[start GIVEN DATA]
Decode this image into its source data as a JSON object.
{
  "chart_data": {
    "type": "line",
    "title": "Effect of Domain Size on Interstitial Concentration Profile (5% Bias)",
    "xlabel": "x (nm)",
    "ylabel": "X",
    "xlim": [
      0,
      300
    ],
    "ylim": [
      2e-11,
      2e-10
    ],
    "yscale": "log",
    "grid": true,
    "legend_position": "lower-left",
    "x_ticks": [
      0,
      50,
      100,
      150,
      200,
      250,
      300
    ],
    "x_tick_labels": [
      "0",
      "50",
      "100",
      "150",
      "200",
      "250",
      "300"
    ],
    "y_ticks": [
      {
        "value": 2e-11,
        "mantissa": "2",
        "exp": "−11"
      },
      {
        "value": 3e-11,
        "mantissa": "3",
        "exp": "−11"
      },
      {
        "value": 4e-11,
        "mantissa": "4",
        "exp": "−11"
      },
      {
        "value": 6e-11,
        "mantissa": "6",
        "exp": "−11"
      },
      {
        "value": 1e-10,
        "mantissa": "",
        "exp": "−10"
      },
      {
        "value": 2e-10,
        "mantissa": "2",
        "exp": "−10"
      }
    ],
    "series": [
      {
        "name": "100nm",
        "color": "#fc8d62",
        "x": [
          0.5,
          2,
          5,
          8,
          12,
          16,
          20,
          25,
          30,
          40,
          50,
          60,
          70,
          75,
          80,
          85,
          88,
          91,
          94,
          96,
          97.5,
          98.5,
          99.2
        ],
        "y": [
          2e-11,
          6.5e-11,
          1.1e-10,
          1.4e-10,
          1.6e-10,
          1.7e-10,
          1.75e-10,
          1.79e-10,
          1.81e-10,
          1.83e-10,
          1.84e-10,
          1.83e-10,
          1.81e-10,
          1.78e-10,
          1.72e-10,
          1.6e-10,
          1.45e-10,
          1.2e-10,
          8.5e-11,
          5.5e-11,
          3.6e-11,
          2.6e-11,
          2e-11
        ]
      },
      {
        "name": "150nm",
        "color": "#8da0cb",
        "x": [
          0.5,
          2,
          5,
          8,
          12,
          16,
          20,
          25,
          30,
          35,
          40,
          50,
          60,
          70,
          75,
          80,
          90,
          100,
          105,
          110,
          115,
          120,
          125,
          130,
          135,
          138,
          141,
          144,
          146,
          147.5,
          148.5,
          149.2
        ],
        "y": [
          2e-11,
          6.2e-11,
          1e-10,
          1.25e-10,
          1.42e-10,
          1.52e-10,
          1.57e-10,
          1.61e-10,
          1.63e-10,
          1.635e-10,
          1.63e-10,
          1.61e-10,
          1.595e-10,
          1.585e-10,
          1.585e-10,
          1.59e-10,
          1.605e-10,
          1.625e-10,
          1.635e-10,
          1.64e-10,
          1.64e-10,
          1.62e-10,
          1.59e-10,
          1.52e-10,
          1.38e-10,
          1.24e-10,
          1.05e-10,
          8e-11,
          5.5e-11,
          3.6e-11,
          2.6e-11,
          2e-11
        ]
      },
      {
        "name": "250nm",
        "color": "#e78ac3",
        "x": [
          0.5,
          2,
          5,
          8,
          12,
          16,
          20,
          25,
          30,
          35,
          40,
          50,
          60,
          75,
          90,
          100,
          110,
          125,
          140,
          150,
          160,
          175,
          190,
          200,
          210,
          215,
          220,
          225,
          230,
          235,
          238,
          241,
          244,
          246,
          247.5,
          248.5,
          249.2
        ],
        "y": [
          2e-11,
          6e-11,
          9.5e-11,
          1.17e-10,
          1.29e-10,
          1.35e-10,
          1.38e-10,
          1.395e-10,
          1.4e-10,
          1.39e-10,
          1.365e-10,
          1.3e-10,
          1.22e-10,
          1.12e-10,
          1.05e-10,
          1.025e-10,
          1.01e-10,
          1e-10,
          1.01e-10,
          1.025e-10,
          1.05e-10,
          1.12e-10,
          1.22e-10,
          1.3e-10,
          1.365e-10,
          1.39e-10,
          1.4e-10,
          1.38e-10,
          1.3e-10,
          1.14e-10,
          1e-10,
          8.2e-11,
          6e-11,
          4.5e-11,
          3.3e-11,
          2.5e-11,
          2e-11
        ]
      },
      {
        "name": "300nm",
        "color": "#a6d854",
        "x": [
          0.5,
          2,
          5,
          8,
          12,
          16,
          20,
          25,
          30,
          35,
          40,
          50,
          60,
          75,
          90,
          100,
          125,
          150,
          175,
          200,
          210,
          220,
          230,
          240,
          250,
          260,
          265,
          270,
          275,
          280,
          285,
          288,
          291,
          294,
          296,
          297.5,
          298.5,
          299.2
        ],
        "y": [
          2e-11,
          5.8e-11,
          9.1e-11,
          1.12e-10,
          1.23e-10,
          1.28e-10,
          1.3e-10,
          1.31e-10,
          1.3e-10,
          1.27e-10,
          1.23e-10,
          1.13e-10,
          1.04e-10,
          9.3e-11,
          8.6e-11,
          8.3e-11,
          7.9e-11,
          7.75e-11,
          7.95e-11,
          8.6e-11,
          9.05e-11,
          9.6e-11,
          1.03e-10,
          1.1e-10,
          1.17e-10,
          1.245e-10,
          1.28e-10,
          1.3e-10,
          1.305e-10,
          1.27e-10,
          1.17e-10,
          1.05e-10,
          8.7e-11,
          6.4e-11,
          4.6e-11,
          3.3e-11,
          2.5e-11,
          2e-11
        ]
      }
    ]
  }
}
[end GIVEN DATA]
▶ **EXERCISE TASK**:
Could you reproduce every record above exactly as it appears?

▶ **SOLUTION**:
Decode this image into its source data as a JSON object.
{
  "chart_data": {
    "type": "line",
    "title": "Effect of Domain Size on Interstitial Concentration Profile (5% Bias)",
    "xlabel": "x (nm)",
    "ylabel": "X",
    "xlim": [
      0,
      300
    ],
    "ylim": [
      2e-11,
      2e-10
    ],
    "yscale": "log",
    "grid": true,
    "legend_position": "lower-left",
    "x_ticks": [
      0,
      50,
      100,
      150,
      200,
      250,
      300
    ],
    "x_tick_labels": [
      "0",
      "50",
      "100",
      "150",
      "200",
      "250",
      "300"
    ],
    "y_ticks": [
      {
        "value": 2e-11,
        "mantissa": "2",
        "exp": "−11"
      },
      {
        "value": 3e-11,
        "mantissa": "3",
        "exp": "−11"
      },
      {
        "value": 4e-11,
        "mantissa": "4",
        "exp": "−11"
      },
      {
        "value": 6e-11,
        "mantissa": "6",
        "exp": "−11"
      },
      {
        "value": 1e-10,
        "mantissa": "",
        "exp": "−10"
      },
      {
        "value": 2e-10,
        "mantissa": "2",
        "exp": "−10"
      }
    ],
    "series": [
      {
        "name": "100nm",
        "color": "#fc8d62",
        "x": [
          0.5,
          2,
          5,
          8,
          12,
          16,
          20,
          25,
          30,
          40,
          50,
          60,
          70,
          75,
          80,
          85,
          88,
          91,
          94,
          96,
          97.5,
          98.5,
          99.2
        ],
        "y": [
          2e-11,
          6.5e-11,
          1.1e-10,
          1.4e-10,
          1.6e-10,
          1.7e-10,
          1.75e-10,
          1.79e-10,
          1.81e-10,
          1.83e-10,
          1.84e-10,
          1.83e-10,
          1.81e-10,
          1.78e-10,
          1.72e-10,
          1.6e-10,
          1.45e-10,
          1.2e-10,
          8.5e-11,
          5.5e-11,
          3.6e-11,
          2.6e-11,
          2e-11
        ]
      },
      {
        "name": "150nm",
        "color": "#8da0cb",
        "x": [
          0.5,
          2,
          5,
          8,
          12,
          16,
          20,
          25,
          30,
          35,
          40,
          50,
          60,
          70,
          75,
          80,
          90,
          100,
          105,
          110,
          115,
          120,
          125,
          130,
          135,
          138,
          141,
          144,
          146,
          147.5,
          148.5,
          149.2
        ],
        "y": [
          2e-11,
          6.2e-11,
          1e-10,
          1.25e-10,
          1.42e-10,
          1.52e-10,
          1.57e-10,
          1.61e-10,
          1.63e-10,
          1.635e-10,
          1.63e-10,
          1.61e-10,
          1.595e-10,
          1.585e-10,
          1.585e-10,
          1.59e-10,
          1.605e-10,
          1.625e-10,
          1.635e-10,
          1.64e-10,
          1.64e-10,
          1.62e-10,
          1.59e-10,
          1.52e-10,
          1.38e-10,
          1.24e-10,
          1.05e-10,
          8e-11,
          5.5e-11,
          3.6e-11,
          2.6e-11,
          2e-11
        ]
      },
      {
        "name": "250nm",
        "color": "#e78ac3",
        "x": [
          0.5,
          2,
          5,
          8,
          12,
          16,
          20,
          25,
          30,
          35,
          40,
          50,
          60,
          75,
          90,
          100,
          110,
          125,
          140,
          150,
          160,
          175,
          190,
          200,
          210,
          215,
          220,
          225,
          230,
          235,
          238,
          241,
          244,
          246,
          247.5,
          248.5,
          249.2
        ],
        "y": [
          2e-11,
          6e-11,
          9.5e-11,
          1.17e-10,
          1.29e-10,
          1.35e-10,
          1.38e-10,
          1.395e-10,
          1.4e-10,
          1.39e-10,
          1.365e-10,
          1.3e-10,
          1.22e-10,
          1.12e-10,
          1.05e-10,
          1.025e-10,
          1.01e-10,
          1e-10,
          1.01e-10,
          1.025e-10,
          1.05e-10,
          1.12e-10,
          1.22e-10,
          1.3e-10,
          1.365e-10,
          1.39e-10,
          1.4e-10,
          1.38e-10,
          1.3e-10,
          1.14e-10,
          1e-10,
          8.2e-11,
          6e-11,
          4.5e-11,
          3.3e-11,
          2.5e-11,
          2e-11
        ]
      },
      {
        "name": "300nm",
        "color": "#a6d854",
        "x": [
          0.5,
          2,
          5,
          8,
          12,
          16,
          20,
          25,
          30,
          35,
          40,
          50,
          60,
          75,
          90,
          100,
          125,
          150,
          175,
          200,
          210,
          220,
          230,
          240,
          250,
          260,
          265,
          270,
          275,
          280,
          285,
          288,
          291,
          294,
          296,
          297.5,
          298.5,
          299.2
        ],
        "y": [
          2e-11,
          5.8e-11,
          9.1e-11,
          1.12e-10,
          1.23e-10,
          1.28e-10,
          1.3e-10,
          1.31e-10,
          1.3e-10,
          1.27e-10,
          1.23e-10,
          1.13e-10,
          1.04e-10,
          9.3e-11,
          8.6e-11,
          8.3e-11,
          7.9e-11,
          7.75e-11,
          7.95e-11,
          8.6e-11,
          9.05e-11,
          9.6e-11,
          1.03e-10,
          1.1e-10,
          1.17e-10,
          1.245e-10,
          1.28e-10,
          1.3e-10,
          1.305e-10,
          1.27e-10,
          1.17e-10,
          1.05e-10,
          8.7e-11,
          6.4e-11,
          4.6e-11,
          3.3e-11,
          2.5e-11,
          2e-11
        ]
      }
    ]
  }
}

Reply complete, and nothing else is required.